## Written request
Make an exact copy of the lines below.
BEGIN
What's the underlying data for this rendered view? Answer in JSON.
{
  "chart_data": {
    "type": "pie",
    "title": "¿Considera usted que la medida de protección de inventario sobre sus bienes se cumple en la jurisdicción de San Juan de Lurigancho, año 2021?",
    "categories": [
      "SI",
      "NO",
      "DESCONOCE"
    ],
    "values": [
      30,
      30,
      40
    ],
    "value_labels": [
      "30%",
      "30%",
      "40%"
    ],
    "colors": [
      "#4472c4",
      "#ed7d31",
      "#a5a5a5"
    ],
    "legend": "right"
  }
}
END
## Response to the task
What's the underlying data for this rendered view? Answer in JSON.
{
  "chart_data": {
    "type": "pie",
    "title": "¿Considera usted que la medida de protección de inventario sobre sus bienes se cumple en la jurisdicción de San Juan de Lurigancho, año 2021?",
    "categories": [
      "SI",
      "NO",
      "DESCONOCE"
    ],
    "values": [
      30,
      30,
      40
    ],
    "value_labels": [
      "30%",
      "30%",
      "40%"
    ],
    "colors": [
      "#4472c4",
      "#ed7d31",
      "#a5a5a5"
    ],
    "legend": "right"
  }
}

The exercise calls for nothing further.